+++ Data section

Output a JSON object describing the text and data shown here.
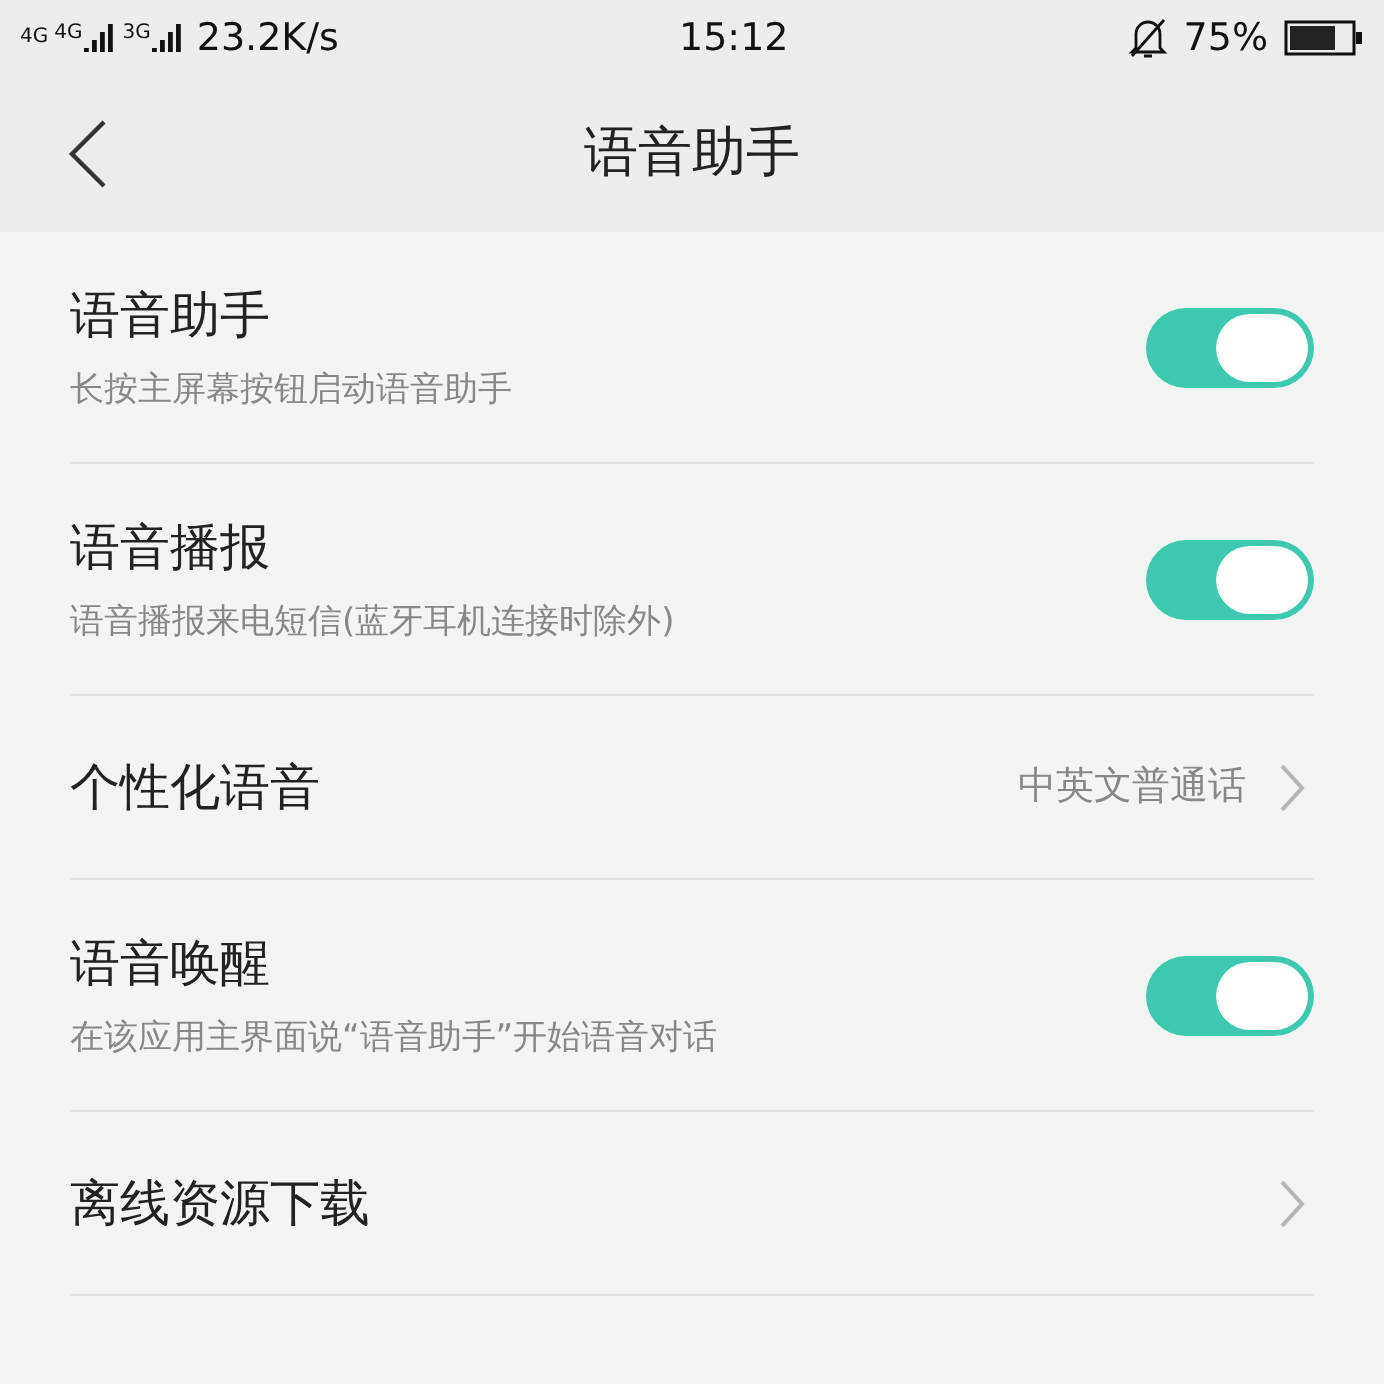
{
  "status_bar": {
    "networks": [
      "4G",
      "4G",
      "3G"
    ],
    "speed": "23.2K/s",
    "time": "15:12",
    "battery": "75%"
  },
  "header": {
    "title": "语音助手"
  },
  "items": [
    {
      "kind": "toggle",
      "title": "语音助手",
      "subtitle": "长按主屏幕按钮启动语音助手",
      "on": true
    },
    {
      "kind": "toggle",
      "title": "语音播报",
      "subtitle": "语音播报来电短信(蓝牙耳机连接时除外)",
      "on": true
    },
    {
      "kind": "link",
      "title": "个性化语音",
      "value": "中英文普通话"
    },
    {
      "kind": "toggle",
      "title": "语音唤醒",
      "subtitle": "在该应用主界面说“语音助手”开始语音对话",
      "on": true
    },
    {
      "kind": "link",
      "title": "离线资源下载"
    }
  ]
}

++++++
+++ Data section

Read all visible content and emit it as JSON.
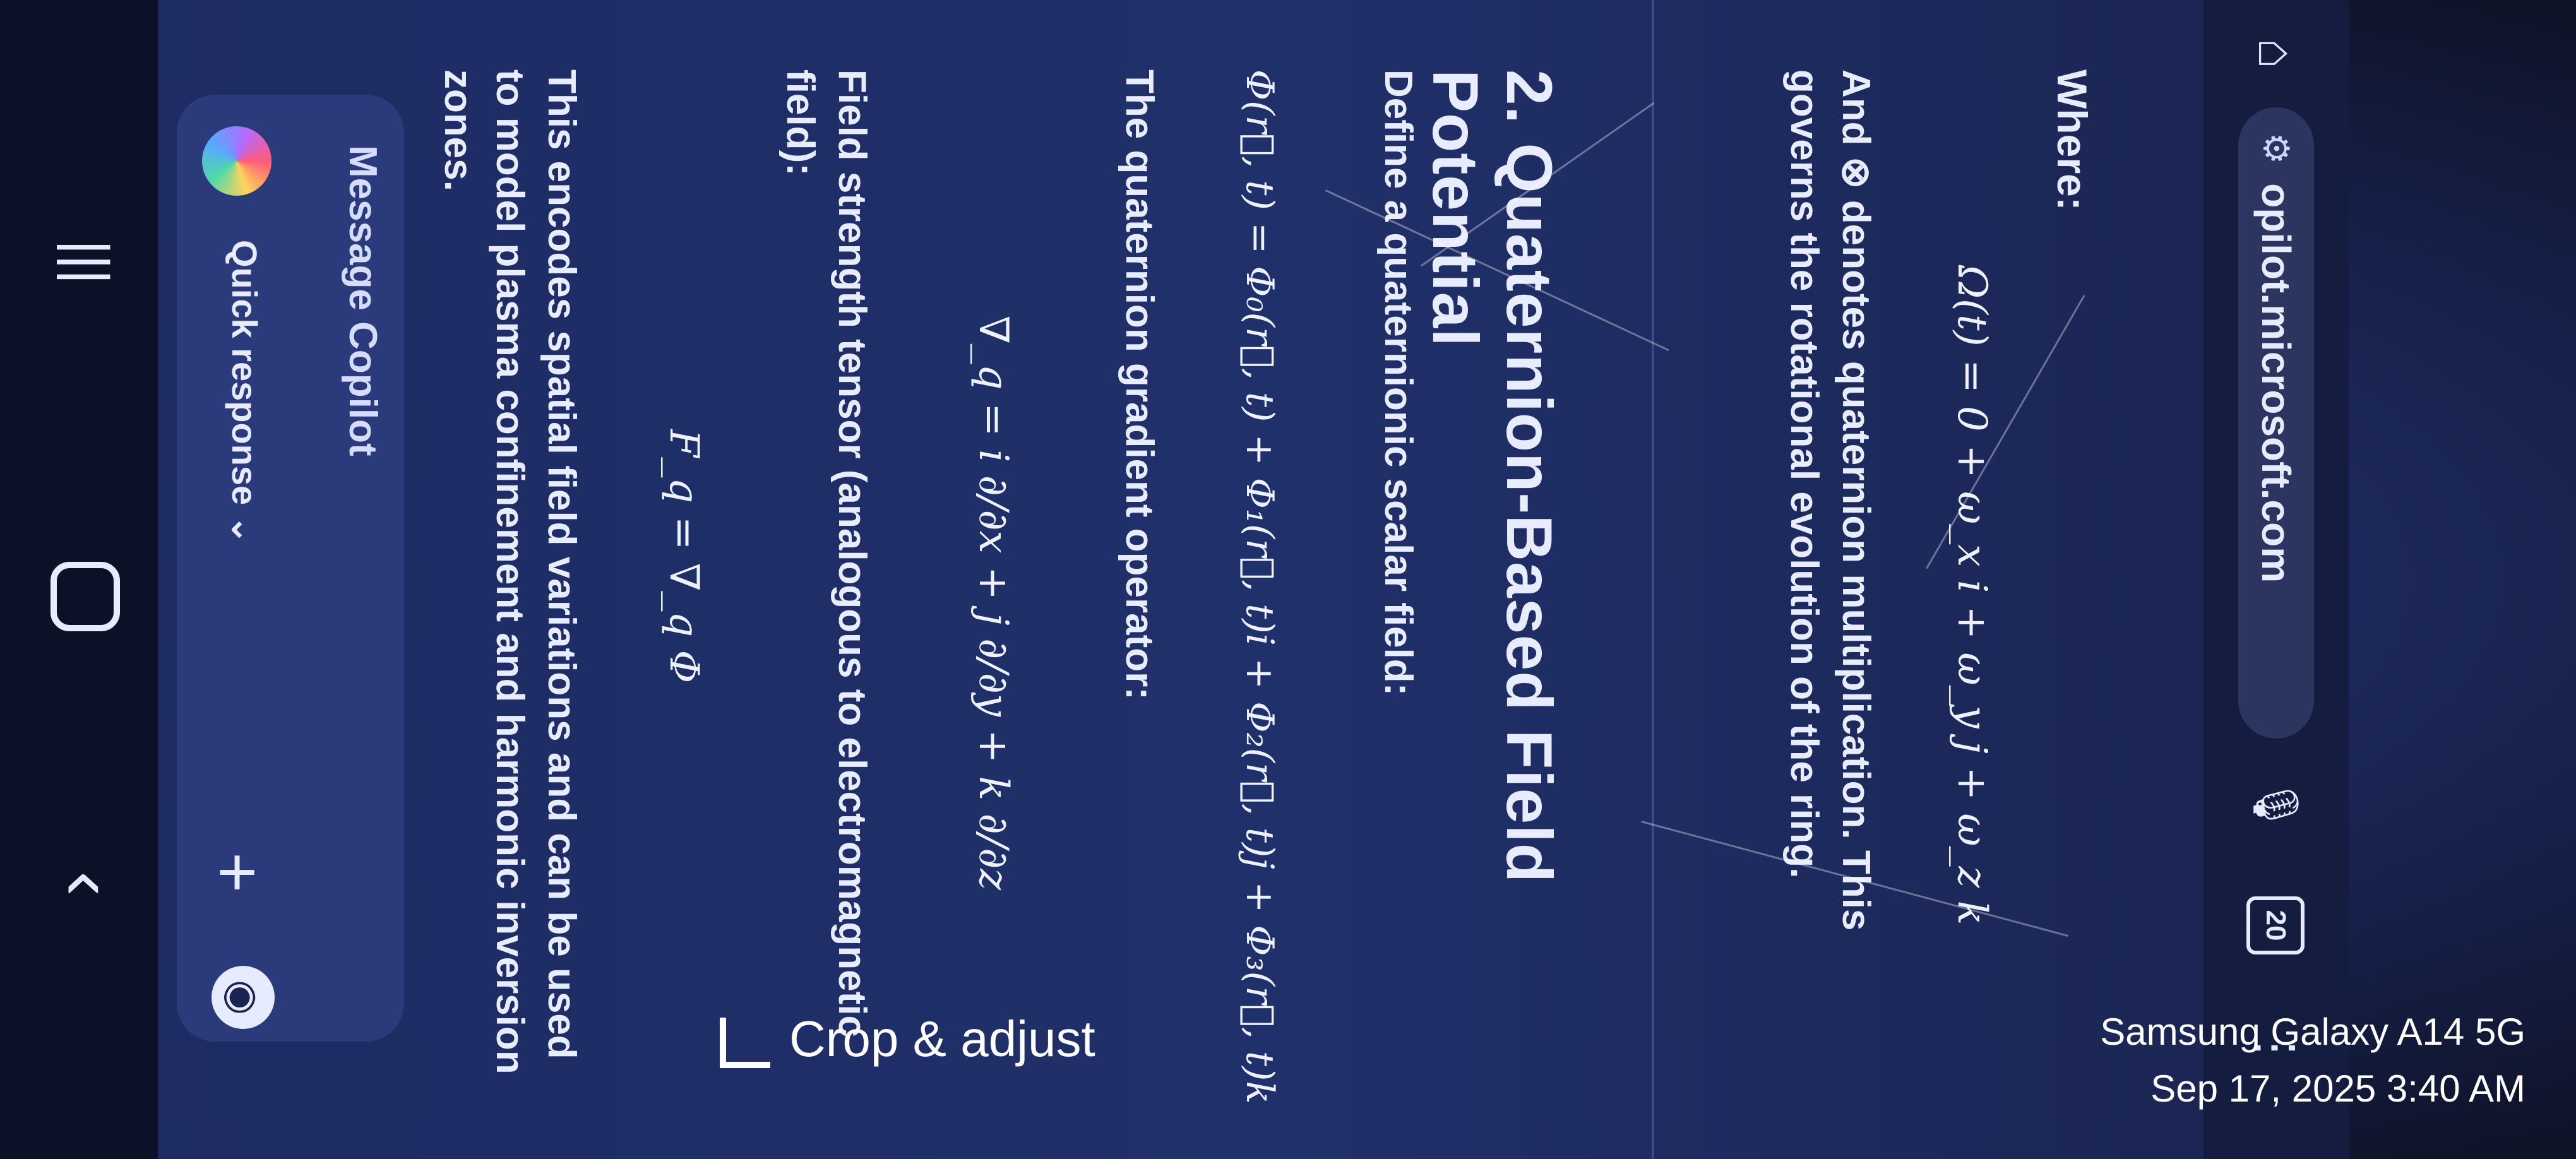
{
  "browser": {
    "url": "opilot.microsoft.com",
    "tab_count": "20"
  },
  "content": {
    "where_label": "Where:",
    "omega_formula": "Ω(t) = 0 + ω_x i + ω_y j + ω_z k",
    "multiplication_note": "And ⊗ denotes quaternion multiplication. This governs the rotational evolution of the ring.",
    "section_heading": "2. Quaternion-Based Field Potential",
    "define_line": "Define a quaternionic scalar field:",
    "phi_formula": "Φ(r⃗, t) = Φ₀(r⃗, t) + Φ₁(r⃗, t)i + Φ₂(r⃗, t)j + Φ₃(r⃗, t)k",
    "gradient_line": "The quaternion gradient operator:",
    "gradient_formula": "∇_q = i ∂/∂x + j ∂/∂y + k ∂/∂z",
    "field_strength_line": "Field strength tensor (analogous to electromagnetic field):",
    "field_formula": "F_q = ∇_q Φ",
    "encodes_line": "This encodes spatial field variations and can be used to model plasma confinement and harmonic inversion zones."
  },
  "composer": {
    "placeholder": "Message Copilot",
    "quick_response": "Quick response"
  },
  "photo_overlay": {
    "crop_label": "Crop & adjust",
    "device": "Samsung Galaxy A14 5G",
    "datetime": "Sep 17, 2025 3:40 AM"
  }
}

++++++
+++ Data section

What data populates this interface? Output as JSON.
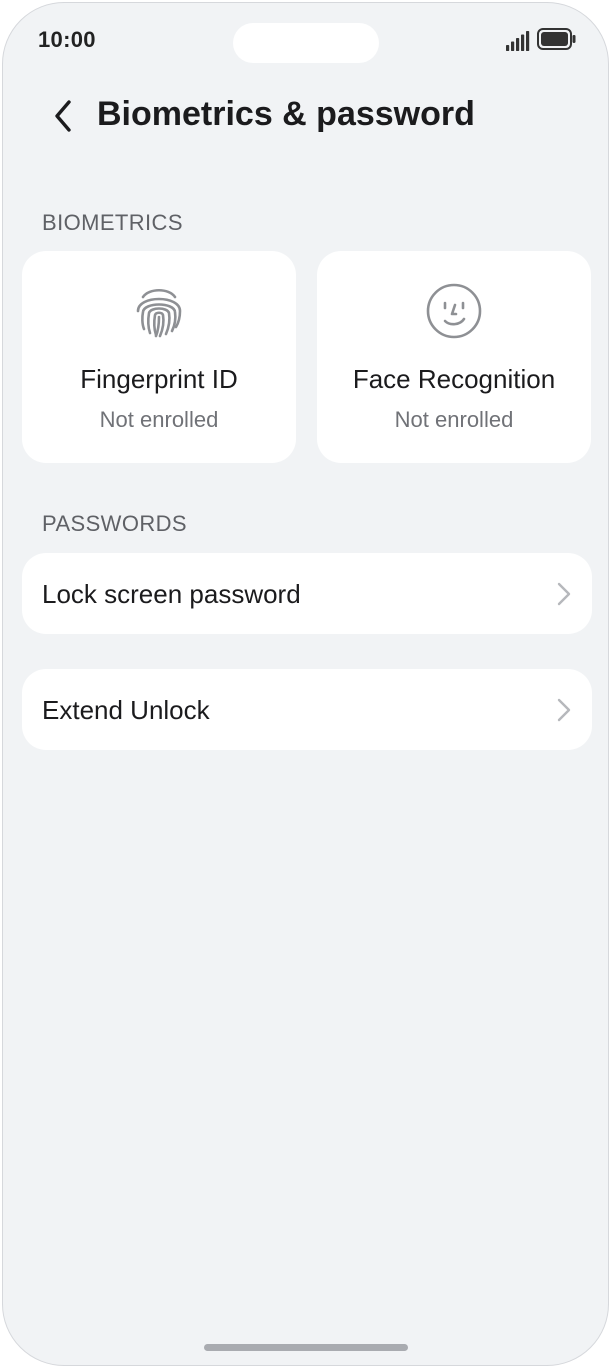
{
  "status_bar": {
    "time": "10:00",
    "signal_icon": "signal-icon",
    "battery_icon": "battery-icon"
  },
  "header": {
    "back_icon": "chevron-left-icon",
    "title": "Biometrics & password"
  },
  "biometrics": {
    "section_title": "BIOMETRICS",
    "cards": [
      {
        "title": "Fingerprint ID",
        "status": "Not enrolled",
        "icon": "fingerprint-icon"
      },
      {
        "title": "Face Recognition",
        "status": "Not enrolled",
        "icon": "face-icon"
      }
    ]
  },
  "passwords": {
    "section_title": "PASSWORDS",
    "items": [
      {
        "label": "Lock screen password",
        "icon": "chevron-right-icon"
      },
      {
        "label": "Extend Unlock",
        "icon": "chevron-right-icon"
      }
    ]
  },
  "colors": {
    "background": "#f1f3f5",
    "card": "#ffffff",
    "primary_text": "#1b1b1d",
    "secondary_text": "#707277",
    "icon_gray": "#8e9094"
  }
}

++++++

## Exercise prompt:
Pull out every line in the data above that has the word "JSON".

## Solution to this task:
Output a JSON object describing the text and data shown here.
Read all visible content and emit it as JSON.
What data populates this interface? Output as JSON.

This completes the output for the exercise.